(Figure dataset records)
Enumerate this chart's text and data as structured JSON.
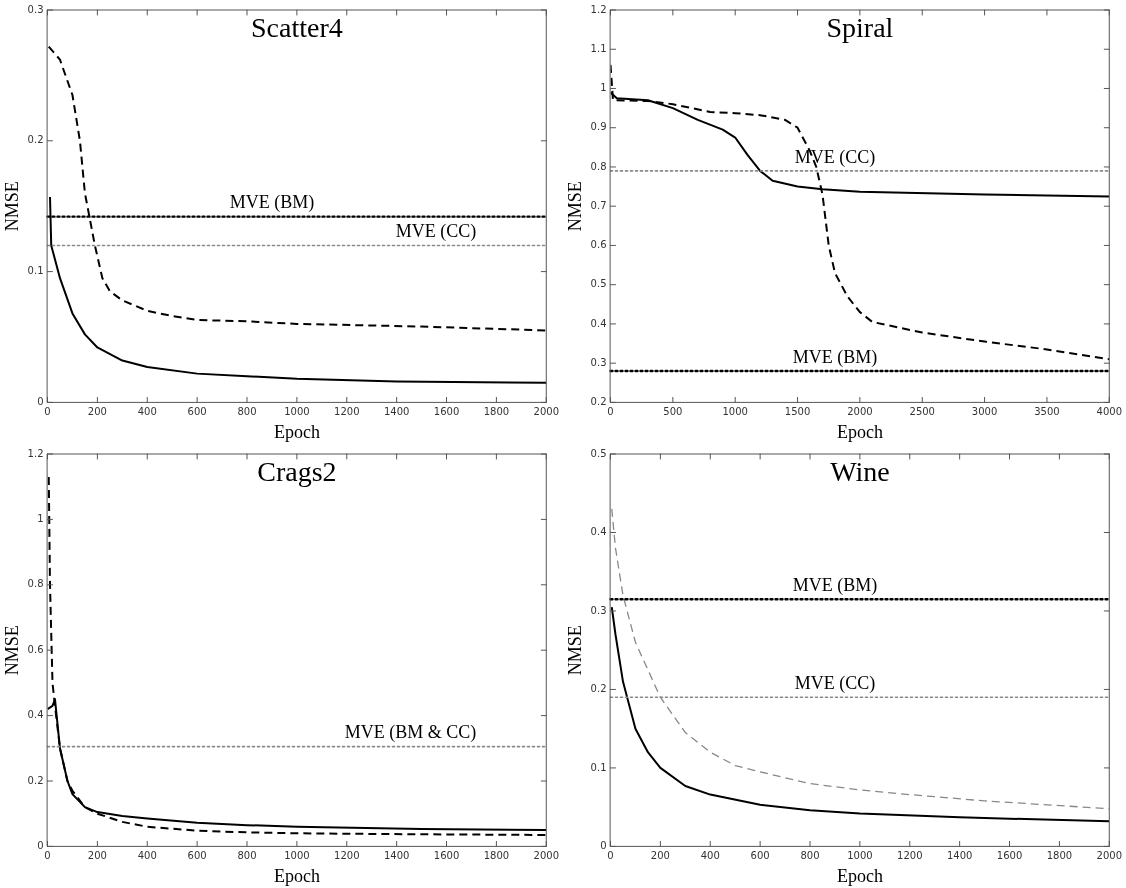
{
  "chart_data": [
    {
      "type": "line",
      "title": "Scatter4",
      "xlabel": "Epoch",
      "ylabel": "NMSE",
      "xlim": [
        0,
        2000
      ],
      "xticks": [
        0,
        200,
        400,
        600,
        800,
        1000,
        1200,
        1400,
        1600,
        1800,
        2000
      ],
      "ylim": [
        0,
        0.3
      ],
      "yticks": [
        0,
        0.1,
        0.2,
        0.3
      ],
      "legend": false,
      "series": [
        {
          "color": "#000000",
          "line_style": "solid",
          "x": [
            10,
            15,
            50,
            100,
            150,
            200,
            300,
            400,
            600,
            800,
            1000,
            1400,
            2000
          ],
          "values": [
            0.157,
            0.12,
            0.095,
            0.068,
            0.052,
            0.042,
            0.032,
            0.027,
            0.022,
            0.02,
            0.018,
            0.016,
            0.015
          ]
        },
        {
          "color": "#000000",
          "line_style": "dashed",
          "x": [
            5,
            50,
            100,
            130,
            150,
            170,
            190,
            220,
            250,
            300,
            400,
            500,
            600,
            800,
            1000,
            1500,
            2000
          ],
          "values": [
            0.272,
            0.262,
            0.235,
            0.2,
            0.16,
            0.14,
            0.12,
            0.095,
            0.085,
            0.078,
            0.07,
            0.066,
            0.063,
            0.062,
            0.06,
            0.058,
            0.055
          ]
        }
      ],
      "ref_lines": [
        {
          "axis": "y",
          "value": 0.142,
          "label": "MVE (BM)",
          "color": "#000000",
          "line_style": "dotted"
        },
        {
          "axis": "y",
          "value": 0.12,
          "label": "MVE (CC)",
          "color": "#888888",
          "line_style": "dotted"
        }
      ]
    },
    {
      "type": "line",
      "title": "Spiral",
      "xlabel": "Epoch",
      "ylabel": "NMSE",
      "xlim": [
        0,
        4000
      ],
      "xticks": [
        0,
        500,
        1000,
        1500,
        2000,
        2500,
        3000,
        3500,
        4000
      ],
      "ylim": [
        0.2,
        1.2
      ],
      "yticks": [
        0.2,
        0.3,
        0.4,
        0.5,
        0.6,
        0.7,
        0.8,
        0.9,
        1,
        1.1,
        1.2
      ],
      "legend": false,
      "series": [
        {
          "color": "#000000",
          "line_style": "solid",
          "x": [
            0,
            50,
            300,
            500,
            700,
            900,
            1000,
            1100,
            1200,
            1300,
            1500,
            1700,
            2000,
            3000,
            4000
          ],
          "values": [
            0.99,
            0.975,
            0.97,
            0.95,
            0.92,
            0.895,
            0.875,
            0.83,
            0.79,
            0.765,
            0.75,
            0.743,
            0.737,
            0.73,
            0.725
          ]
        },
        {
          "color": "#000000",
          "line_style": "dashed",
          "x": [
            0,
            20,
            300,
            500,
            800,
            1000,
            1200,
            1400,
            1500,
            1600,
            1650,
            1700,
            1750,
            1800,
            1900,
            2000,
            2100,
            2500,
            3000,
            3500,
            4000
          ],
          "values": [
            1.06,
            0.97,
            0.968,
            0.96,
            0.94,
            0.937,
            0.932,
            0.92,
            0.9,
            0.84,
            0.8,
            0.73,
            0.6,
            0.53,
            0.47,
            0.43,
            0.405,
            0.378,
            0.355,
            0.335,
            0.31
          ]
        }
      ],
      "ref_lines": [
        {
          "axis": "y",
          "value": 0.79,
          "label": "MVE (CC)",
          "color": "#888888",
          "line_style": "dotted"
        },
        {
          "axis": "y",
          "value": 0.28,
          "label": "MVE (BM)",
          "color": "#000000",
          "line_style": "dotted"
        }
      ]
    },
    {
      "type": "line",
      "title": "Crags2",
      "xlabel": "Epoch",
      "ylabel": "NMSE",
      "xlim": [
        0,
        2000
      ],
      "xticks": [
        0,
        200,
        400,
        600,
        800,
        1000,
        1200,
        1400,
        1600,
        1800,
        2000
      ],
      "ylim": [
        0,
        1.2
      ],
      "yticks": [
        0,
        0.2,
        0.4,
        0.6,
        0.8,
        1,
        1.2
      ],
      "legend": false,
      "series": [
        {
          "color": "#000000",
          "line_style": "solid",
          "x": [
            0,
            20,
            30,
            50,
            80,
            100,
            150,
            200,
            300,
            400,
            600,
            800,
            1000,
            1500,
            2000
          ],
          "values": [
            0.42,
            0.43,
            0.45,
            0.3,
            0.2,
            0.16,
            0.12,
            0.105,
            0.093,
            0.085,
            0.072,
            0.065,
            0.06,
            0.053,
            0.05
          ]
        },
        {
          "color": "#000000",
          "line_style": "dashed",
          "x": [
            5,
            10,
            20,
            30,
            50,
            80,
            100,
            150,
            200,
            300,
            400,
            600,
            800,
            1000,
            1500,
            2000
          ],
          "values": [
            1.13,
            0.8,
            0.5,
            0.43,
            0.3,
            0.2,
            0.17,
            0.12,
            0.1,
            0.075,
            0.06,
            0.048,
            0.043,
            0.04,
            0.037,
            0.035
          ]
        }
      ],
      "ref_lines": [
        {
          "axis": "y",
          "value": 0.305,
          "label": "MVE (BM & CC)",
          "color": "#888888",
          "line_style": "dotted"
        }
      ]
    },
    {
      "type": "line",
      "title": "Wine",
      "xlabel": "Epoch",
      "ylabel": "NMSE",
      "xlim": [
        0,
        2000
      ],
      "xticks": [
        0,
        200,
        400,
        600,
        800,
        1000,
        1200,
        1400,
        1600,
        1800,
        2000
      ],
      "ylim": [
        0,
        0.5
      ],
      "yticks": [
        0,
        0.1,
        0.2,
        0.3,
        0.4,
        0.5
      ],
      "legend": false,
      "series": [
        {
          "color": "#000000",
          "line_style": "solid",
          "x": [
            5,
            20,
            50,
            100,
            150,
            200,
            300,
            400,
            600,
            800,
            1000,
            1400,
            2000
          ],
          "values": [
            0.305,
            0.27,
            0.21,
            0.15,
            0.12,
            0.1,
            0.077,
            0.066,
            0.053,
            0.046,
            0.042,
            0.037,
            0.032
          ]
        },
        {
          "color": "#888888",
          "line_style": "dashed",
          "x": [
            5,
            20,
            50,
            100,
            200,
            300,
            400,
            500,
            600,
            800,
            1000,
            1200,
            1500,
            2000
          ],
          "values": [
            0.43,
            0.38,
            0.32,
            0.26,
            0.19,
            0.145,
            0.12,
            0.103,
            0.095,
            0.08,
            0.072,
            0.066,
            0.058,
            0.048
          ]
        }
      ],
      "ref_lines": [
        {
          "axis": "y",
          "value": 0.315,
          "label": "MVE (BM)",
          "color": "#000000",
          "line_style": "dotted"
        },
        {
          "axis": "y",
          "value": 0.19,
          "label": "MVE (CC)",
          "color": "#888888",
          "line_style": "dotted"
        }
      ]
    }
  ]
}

**TASK INSTRUCTIONS**
Print each line of the material above exactly, with the pictures removed from your copy.

**WRITTEN RESPONSE**
Enumerate this chart's text and data as structured JSON.
{
  "chart_data": [
    {
      "type": "line",
      "title": "Scatter4",
      "xlabel": "Epoch",
      "ylabel": "NMSE",
      "xlim": [
        0,
        2000
      ],
      "xticks": [
        0,
        200,
        400,
        600,
        800,
        1000,
        1200,
        1400,
        1600,
        1800,
        2000
      ],
      "ylim": [
        0,
        0.3
      ],
      "yticks": [
        0,
        0.1,
        0.2,
        0.3
      ],
      "legend": false,
      "series": [
        {
          "color": "#000000",
          "line_style": "solid",
          "x": [
            10,
            15,
            50,
            100,
            150,
            200,
            300,
            400,
            600,
            800,
            1000,
            1400,
            2000
          ],
          "values": [
            0.157,
            0.12,
            0.095,
            0.068,
            0.052,
            0.042,
            0.032,
            0.027,
            0.022,
            0.02,
            0.018,
            0.016,
            0.015
          ]
        },
        {
          "color": "#000000",
          "line_style": "dashed",
          "x": [
            5,
            50,
            100,
            130,
            150,
            170,
            190,
            220,
            250,
            300,
            400,
            500,
            600,
            800,
            1000,
            1500,
            2000
          ],
          "values": [
            0.272,
            0.262,
            0.235,
            0.2,
            0.16,
            0.14,
            0.12,
            0.095,
            0.085,
            0.078,
            0.07,
            0.066,
            0.063,
            0.062,
            0.06,
            0.058,
            0.055
          ]
        }
      ],
      "ref_lines": [
        {
          "axis": "y",
          "value": 0.142,
          "label": "MVE (BM)",
          "color": "#000000",
          "line_style": "dotted"
        },
        {
          "axis": "y",
          "value": 0.12,
          "label": "MVE (CC)",
          "color": "#888888",
          "line_style": "dotted"
        }
      ]
    },
    {
      "type": "line",
      "title": "Spiral",
      "xlabel": "Epoch",
      "ylabel": "NMSE",
      "xlim": [
        0,
        4000
      ],
      "xticks": [
        0,
        500,
        1000,
        1500,
        2000,
        2500,
        3000,
        3500,
        4000
      ],
      "ylim": [
        0.2,
        1.2
      ],
      "yticks": [
        0.2,
        0.3,
        0.4,
        0.5,
        0.6,
        0.7,
        0.8,
        0.9,
        1,
        1.1,
        1.2
      ],
      "legend": false,
      "series": [
        {
          "color": "#000000",
          "line_style": "solid",
          "x": [
            0,
            50,
            300,
            500,
            700,
            900,
            1000,
            1100,
            1200,
            1300,
            1500,
            1700,
            2000,
            3000,
            4000
          ],
          "values": [
            0.99,
            0.975,
            0.97,
            0.95,
            0.92,
            0.895,
            0.875,
            0.83,
            0.79,
            0.765,
            0.75,
            0.743,
            0.737,
            0.73,
            0.725
          ]
        },
        {
          "color": "#000000",
          "line_style": "dashed",
          "x": [
            0,
            20,
            300,
            500,
            800,
            1000,
            1200,
            1400,
            1500,
            1600,
            1650,
            1700,
            1750,
            1800,
            1900,
            2000,
            2100,
            2500,
            3000,
            3500,
            4000
          ],
          "values": [
            1.06,
            0.97,
            0.968,
            0.96,
            0.94,
            0.937,
            0.932,
            0.92,
            0.9,
            0.84,
            0.8,
            0.73,
            0.6,
            0.53,
            0.47,
            0.43,
            0.405,
            0.378,
            0.355,
            0.335,
            0.31
          ]
        }
      ],
      "ref_lines": [
        {
          "axis": "y",
          "value": 0.79,
          "label": "MVE (CC)",
          "color": "#888888",
          "line_style": "dotted"
        },
        {
          "axis": "y",
          "value": 0.28,
          "label": "MVE (BM)",
          "color": "#000000",
          "line_style": "dotted"
        }
      ]
    },
    {
      "type": "line",
      "title": "Crags2",
      "xlabel": "Epoch",
      "ylabel": "NMSE",
      "xlim": [
        0,
        2000
      ],
      "xticks": [
        0,
        200,
        400,
        600,
        800,
        1000,
        1200,
        1400,
        1600,
        1800,
        2000
      ],
      "ylim": [
        0,
        1.2
      ],
      "yticks": [
        0,
        0.2,
        0.4,
        0.6,
        0.8,
        1,
        1.2
      ],
      "legend": false,
      "series": [
        {
          "color": "#000000",
          "line_style": "solid",
          "x": [
            0,
            20,
            30,
            50,
            80,
            100,
            150,
            200,
            300,
            400,
            600,
            800,
            1000,
            1500,
            2000
          ],
          "values": [
            0.42,
            0.43,
            0.45,
            0.3,
            0.2,
            0.16,
            0.12,
            0.105,
            0.093,
            0.085,
            0.072,
            0.065,
            0.06,
            0.053,
            0.05
          ]
        },
        {
          "color": "#000000",
          "line_style": "dashed",
          "x": [
            5,
            10,
            20,
            30,
            50,
            80,
            100,
            150,
            200,
            300,
            400,
            600,
            800,
            1000,
            1500,
            2000
          ],
          "values": [
            1.13,
            0.8,
            0.5,
            0.43,
            0.3,
            0.2,
            0.17,
            0.12,
            0.1,
            0.075,
            0.06,
            0.048,
            0.043,
            0.04,
            0.037,
            0.035
          ]
        }
      ],
      "ref_lines": [
        {
          "axis": "y",
          "value": 0.305,
          "label": "MVE (BM & CC)",
          "color": "#888888",
          "line_style": "dotted"
        }
      ]
    },
    {
      "type": "line",
      "title": "Wine",
      "xlabel": "Epoch",
      "ylabel": "NMSE",
      "xlim": [
        0,
        2000
      ],
      "xticks": [
        0,
        200,
        400,
        600,
        800,
        1000,
        1200,
        1400,
        1600,
        1800,
        2000
      ],
      "ylim": [
        0,
        0.5
      ],
      "yticks": [
        0,
        0.1,
        0.2,
        0.3,
        0.4,
        0.5
      ],
      "legend": false,
      "series": [
        {
          "color": "#000000",
          "line_style": "solid",
          "x": [
            5,
            20,
            50,
            100,
            150,
            200,
            300,
            400,
            600,
            800,
            1000,
            1400,
            2000
          ],
          "values": [
            0.305,
            0.27,
            0.21,
            0.15,
            0.12,
            0.1,
            0.077,
            0.066,
            0.053,
            0.046,
            0.042,
            0.037,
            0.032
          ]
        },
        {
          "color": "#888888",
          "line_style": "dashed",
          "x": [
            5,
            20,
            50,
            100,
            200,
            300,
            400,
            500,
            600,
            800,
            1000,
            1200,
            1500,
            2000
          ],
          "values": [
            0.43,
            0.38,
            0.32,
            0.26,
            0.19,
            0.145,
            0.12,
            0.103,
            0.095,
            0.08,
            0.072,
            0.066,
            0.058,
            0.048
          ]
        }
      ],
      "ref_lines": [
        {
          "axis": "y",
          "value": 0.315,
          "label": "MVE (BM)",
          "color": "#000000",
          "line_style": "dotted"
        },
        {
          "axis": "y",
          "value": 0.19,
          "label": "MVE (CC)",
          "color": "#888888",
          "line_style": "dotted"
        }
      ]
    }
  ]
}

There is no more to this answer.